▸ Stated problem:
Echo the listing lines verbatim, starting at the line containing "- telegram-icon[interactable]: ➤: [1233, 336, 1248, 351]" and ending at the line containing "- site-favicon-icon: St: [96, 10, 112, 25]", with both of those lines included.

▸ Records to process:
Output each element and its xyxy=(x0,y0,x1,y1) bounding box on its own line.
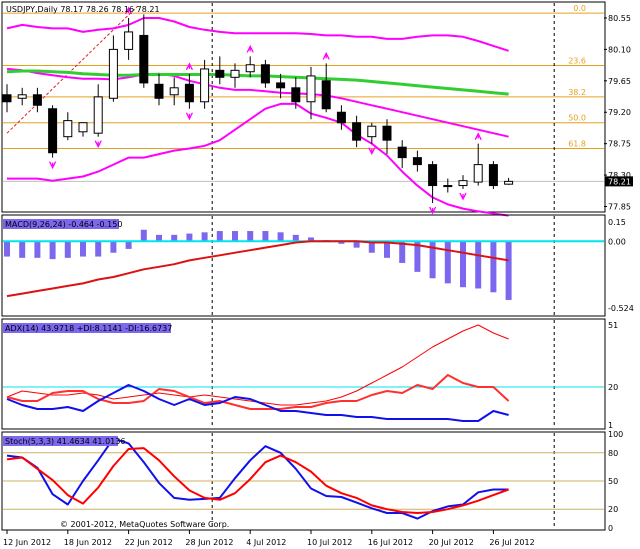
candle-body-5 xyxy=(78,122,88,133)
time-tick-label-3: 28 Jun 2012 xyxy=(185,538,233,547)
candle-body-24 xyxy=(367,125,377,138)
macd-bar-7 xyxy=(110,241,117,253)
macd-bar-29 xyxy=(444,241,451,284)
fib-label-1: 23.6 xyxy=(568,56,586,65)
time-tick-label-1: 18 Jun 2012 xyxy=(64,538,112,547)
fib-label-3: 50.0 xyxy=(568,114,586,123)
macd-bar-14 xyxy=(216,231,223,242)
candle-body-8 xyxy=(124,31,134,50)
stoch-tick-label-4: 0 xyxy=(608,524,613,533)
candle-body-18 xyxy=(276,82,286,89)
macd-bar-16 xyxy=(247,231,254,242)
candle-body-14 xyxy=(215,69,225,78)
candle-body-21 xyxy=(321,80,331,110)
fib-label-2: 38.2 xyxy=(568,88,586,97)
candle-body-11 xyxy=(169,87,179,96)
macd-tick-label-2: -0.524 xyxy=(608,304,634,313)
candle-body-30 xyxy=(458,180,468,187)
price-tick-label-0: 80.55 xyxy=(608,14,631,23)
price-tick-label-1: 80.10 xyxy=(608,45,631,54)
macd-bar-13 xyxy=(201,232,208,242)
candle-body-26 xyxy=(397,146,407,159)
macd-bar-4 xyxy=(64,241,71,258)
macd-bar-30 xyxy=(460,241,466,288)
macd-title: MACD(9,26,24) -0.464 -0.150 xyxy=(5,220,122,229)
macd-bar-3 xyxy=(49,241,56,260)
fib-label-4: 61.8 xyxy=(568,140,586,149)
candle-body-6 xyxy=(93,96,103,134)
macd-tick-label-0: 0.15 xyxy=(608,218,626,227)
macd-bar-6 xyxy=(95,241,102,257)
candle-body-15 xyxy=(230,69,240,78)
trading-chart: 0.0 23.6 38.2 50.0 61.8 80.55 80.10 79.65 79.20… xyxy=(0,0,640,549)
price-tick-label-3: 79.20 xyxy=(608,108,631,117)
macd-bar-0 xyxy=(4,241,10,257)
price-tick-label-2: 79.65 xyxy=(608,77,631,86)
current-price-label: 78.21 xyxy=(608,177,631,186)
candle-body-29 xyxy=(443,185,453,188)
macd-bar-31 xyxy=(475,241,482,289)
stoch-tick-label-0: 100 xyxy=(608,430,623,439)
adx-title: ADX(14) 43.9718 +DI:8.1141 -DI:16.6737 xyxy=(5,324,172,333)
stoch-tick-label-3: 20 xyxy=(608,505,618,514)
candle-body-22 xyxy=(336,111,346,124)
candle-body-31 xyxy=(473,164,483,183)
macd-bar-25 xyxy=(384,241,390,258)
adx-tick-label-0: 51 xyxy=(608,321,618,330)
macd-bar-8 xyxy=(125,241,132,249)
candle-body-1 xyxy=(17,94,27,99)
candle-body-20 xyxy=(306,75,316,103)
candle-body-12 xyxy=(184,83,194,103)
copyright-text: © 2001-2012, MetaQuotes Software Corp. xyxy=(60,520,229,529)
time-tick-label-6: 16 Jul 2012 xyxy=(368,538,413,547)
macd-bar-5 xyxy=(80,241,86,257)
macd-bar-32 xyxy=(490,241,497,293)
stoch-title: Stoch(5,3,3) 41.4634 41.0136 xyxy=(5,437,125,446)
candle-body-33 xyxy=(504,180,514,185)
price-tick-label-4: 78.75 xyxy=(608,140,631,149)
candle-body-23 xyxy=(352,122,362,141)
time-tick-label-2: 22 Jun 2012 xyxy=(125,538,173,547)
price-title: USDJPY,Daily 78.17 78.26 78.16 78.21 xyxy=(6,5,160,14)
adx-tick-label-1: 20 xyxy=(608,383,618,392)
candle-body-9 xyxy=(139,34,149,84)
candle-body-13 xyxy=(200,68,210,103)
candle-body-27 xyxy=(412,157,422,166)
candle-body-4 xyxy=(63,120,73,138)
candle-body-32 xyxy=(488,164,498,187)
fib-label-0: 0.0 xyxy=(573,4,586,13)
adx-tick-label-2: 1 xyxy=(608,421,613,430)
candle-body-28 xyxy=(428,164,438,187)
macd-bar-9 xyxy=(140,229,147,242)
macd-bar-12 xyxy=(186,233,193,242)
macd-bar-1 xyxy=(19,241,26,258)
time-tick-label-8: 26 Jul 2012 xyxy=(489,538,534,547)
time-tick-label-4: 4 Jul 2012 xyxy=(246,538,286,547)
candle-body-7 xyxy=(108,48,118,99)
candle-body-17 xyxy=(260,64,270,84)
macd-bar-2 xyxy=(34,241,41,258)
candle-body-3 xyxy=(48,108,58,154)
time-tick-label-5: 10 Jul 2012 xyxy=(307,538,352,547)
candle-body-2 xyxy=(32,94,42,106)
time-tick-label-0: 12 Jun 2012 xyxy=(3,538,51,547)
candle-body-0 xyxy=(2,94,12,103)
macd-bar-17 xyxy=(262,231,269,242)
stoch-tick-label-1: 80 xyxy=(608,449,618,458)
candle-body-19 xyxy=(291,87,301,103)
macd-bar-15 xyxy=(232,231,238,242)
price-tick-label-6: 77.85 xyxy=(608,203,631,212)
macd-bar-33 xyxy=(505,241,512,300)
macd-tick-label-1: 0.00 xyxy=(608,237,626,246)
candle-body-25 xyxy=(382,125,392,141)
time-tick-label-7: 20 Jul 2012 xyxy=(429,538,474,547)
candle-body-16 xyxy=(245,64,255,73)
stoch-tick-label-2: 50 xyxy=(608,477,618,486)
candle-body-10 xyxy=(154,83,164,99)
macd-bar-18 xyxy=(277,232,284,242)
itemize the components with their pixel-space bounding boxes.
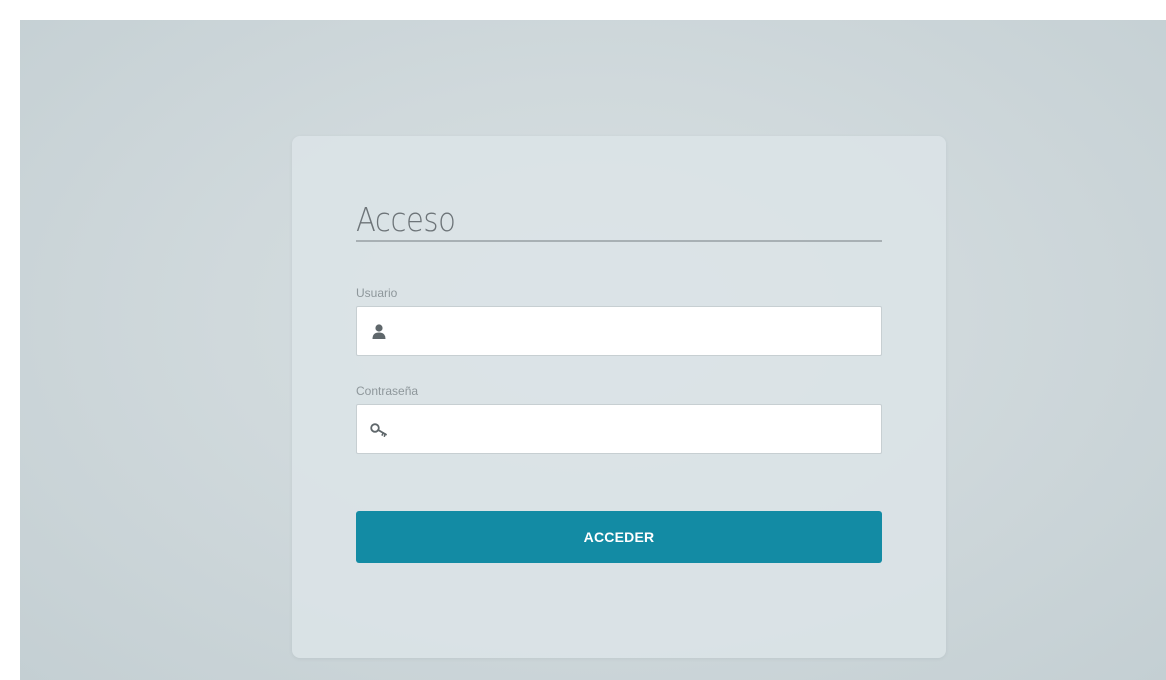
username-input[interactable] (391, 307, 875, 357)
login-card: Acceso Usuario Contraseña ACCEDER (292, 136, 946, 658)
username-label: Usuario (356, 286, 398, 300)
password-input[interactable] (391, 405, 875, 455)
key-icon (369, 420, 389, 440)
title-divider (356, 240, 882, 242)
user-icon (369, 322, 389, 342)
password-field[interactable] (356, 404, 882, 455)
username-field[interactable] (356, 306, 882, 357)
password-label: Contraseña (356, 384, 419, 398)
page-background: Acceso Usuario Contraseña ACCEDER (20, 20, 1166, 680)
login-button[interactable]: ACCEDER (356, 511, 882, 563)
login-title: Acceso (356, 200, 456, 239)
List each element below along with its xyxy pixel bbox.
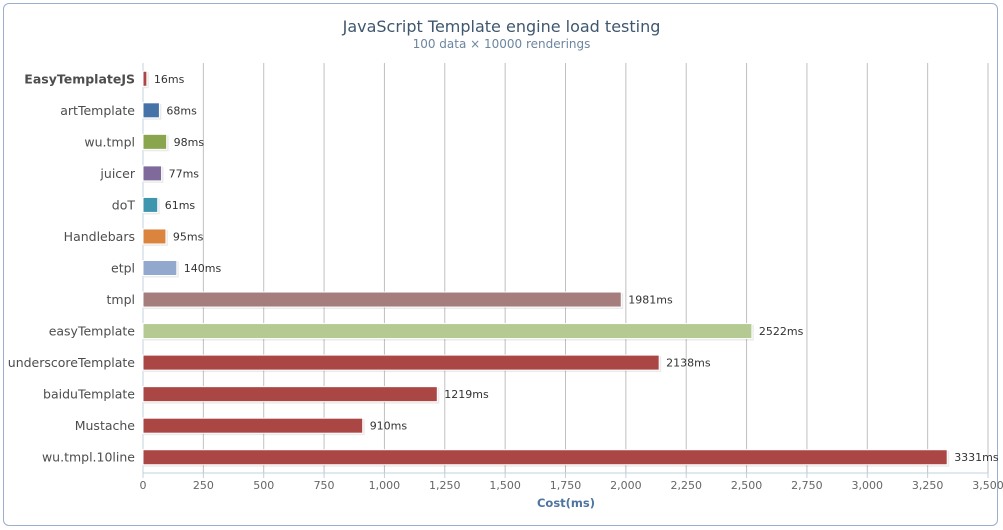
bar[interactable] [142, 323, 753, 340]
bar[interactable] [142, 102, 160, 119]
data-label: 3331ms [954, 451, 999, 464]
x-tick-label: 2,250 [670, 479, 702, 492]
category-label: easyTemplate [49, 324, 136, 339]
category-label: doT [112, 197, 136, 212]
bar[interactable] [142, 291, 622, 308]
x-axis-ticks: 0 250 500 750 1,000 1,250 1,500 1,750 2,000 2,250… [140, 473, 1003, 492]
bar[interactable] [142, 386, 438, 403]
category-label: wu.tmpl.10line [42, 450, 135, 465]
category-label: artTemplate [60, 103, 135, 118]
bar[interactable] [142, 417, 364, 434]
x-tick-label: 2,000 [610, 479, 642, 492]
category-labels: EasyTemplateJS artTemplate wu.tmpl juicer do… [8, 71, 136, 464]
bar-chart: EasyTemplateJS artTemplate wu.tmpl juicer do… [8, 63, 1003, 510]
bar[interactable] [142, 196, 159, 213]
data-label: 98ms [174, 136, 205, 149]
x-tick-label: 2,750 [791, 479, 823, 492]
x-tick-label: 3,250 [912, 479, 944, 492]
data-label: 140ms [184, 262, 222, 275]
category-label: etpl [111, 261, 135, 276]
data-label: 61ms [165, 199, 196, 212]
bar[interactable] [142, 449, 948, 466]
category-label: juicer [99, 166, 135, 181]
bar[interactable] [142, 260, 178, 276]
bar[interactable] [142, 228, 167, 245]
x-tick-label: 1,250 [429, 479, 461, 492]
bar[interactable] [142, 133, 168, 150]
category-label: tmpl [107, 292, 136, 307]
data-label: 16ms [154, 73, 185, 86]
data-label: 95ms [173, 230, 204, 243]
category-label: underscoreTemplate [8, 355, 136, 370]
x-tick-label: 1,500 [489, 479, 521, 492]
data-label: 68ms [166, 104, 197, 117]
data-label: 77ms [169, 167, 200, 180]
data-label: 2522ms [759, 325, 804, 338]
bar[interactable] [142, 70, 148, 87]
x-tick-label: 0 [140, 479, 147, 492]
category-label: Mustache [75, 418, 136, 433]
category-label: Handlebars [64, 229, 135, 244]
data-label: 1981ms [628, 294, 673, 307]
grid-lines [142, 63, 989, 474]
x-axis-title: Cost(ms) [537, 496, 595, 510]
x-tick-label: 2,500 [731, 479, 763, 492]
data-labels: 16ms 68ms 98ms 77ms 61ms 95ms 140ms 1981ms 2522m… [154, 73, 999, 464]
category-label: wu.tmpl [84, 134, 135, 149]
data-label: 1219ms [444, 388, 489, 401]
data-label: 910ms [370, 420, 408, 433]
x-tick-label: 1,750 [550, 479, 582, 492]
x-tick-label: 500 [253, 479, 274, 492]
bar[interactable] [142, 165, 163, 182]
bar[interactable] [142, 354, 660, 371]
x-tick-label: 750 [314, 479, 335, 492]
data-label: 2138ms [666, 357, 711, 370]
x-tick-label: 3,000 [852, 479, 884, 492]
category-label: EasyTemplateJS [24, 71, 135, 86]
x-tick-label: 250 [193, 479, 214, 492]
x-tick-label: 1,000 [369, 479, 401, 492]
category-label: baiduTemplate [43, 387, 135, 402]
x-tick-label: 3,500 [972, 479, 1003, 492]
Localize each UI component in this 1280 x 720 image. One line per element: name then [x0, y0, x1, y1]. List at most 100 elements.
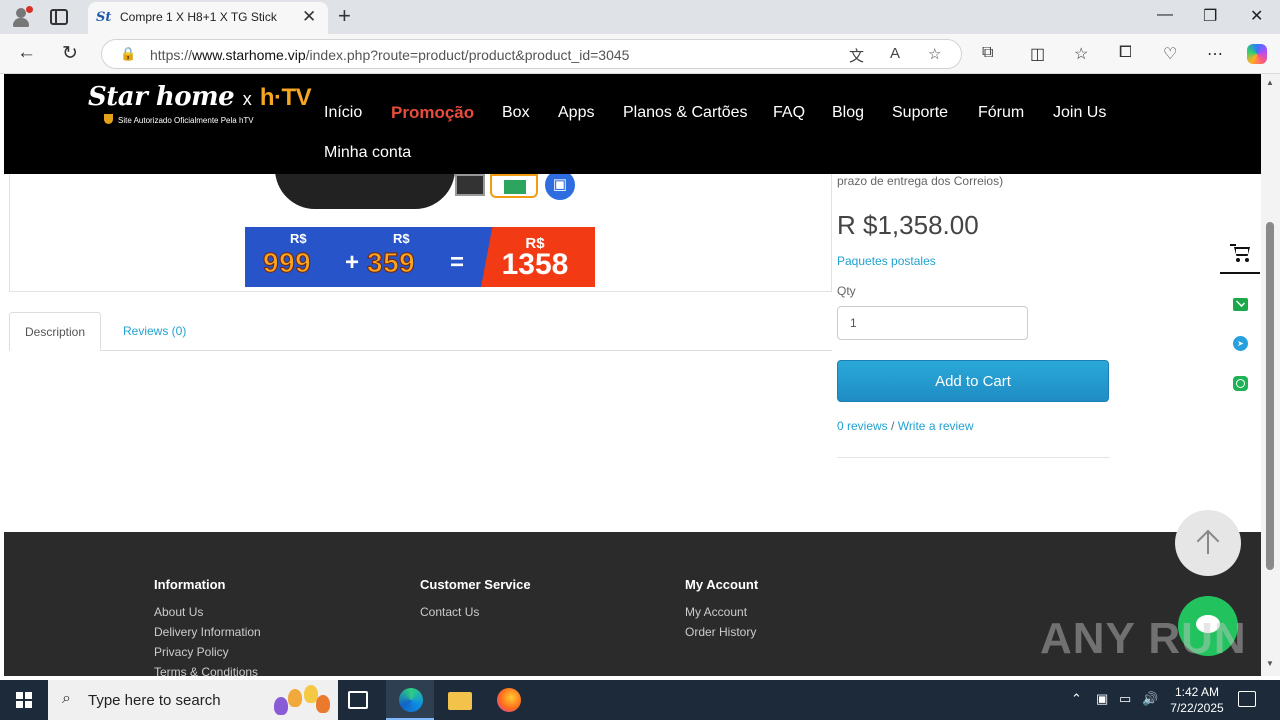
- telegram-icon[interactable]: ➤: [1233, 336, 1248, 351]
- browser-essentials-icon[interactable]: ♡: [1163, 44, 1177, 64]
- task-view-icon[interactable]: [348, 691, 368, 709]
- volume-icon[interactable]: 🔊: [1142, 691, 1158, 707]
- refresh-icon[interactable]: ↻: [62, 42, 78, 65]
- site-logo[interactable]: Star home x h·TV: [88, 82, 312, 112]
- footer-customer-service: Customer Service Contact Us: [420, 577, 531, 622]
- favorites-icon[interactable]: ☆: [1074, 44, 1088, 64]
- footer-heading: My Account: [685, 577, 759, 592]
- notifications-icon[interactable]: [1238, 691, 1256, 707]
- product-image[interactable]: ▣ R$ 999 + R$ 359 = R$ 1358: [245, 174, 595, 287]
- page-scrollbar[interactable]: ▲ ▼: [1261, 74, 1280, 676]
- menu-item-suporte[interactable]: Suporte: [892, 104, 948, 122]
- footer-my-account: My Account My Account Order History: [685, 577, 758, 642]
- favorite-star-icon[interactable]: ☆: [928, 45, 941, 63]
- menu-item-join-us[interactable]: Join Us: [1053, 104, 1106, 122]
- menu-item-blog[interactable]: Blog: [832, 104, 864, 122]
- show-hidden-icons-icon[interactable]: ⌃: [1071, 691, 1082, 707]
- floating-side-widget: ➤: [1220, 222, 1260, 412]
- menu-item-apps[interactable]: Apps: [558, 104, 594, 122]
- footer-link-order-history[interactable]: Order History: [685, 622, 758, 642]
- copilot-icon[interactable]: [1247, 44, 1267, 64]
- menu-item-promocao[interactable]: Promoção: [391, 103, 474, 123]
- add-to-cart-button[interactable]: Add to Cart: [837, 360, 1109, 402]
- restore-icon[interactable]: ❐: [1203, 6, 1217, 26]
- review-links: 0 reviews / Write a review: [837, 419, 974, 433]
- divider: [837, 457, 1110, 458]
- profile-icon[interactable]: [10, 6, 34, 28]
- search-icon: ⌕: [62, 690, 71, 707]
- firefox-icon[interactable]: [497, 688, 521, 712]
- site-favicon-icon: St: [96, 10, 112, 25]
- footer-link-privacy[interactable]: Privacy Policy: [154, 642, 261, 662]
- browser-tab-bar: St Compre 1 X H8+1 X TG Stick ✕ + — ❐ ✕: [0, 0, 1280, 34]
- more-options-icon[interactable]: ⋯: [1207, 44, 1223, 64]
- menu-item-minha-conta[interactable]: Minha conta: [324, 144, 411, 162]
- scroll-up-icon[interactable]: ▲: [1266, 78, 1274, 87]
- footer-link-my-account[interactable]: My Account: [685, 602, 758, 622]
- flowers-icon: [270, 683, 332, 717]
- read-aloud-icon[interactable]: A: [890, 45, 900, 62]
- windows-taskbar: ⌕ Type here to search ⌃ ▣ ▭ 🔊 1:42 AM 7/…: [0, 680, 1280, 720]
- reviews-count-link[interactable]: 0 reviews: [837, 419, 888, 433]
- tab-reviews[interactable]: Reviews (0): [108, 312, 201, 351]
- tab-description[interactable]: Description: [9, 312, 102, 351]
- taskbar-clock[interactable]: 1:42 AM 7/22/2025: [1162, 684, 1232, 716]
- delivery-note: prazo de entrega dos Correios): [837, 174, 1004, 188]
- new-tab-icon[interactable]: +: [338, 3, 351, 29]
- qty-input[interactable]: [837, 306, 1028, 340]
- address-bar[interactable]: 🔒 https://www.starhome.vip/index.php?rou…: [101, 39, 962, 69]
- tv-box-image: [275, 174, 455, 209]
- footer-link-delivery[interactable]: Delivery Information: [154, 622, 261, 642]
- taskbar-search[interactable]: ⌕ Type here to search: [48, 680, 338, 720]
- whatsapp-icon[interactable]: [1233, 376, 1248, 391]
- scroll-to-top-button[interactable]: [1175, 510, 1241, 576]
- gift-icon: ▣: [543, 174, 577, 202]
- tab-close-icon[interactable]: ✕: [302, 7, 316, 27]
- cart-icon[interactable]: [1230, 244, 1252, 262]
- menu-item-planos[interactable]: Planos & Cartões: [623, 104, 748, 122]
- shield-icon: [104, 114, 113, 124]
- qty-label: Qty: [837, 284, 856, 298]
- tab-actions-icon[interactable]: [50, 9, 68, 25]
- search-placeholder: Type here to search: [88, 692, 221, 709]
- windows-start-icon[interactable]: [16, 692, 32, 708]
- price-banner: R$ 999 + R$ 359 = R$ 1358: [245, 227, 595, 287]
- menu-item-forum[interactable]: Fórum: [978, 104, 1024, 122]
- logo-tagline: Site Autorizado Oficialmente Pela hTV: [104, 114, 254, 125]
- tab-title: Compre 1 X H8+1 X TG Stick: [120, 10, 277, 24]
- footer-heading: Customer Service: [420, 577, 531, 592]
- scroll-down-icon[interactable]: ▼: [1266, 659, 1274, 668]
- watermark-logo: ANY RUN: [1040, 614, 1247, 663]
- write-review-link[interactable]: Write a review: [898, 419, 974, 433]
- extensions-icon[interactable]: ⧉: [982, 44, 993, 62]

▸ Written answer:
- telegram-icon[interactable]: ➤: [1233, 336, 1248, 351]
- browser-essentials-icon[interactable]: ♡: [1163, 44, 1177, 64]
- task-view-icon[interactable]: [348, 691, 368, 709]
- volume-icon[interactable]: 🔊: [1142, 691, 1158, 707]
- refresh-icon[interactable]: ↻: [62, 42, 78, 65]
- site-logo[interactable]: Star home x h·TV: [88, 82, 312, 112]
- footer-customer-service: Customer Service Contact Us: [420, 577, 531, 622]
- favorites-icon[interactable]: ☆: [1074, 44, 1088, 64]
- footer-heading: My Account: [685, 577, 759, 592]
- notifications-icon[interactable]: [1238, 691, 1256, 707]
- product-image[interactable]: ▣ R$ 999 + R$ 359 = R$ 1358: [245, 174, 595, 287]
- page-scrollbar[interactable]: ▲ ▼: [1261, 74, 1280, 676]
- menu-item-suporte[interactable]: Suporte: [892, 104, 948, 122]
- footer-my-account: My Account My Account Order History: [685, 577, 758, 642]
- favorite-star-icon[interactable]: ☆: [928, 45, 941, 63]
- menu-item-join-us[interactable]: Join Us: [1053, 104, 1106, 122]
- menu-item-blog[interactable]: Blog: [832, 104, 864, 122]
- show-hidden-icons-icon[interactable]: ⌃: [1071, 691, 1082, 707]
- floating-side-widget: ➤: [1220, 222, 1260, 412]
- menu-item-apps[interactable]: Apps: [558, 104, 594, 122]
- footer-link-order-history[interactable]: Order History: [685, 622, 758, 642]
- copilot-icon[interactable]: [1247, 44, 1267, 64]
- menu-item-promocao[interactable]: Promoção: [391, 103, 474, 123]
- add-to-cart-button[interactable]: Add to Cart: [837, 360, 1109, 402]
- restore-icon[interactable]: ❐: [1203, 6, 1217, 26]
- review-links: 0 reviews / Write a review: [837, 419, 974, 433]
- divider: [837, 457, 1110, 458]
- profile-icon[interactable]: [10, 6, 34, 28]
- search-icon: ⌕: [62, 690, 71, 707]
- firefox-icon[interactable]: [497, 688, 521, 712]
- site-favicon-icon: St: [96, 10, 112, 25]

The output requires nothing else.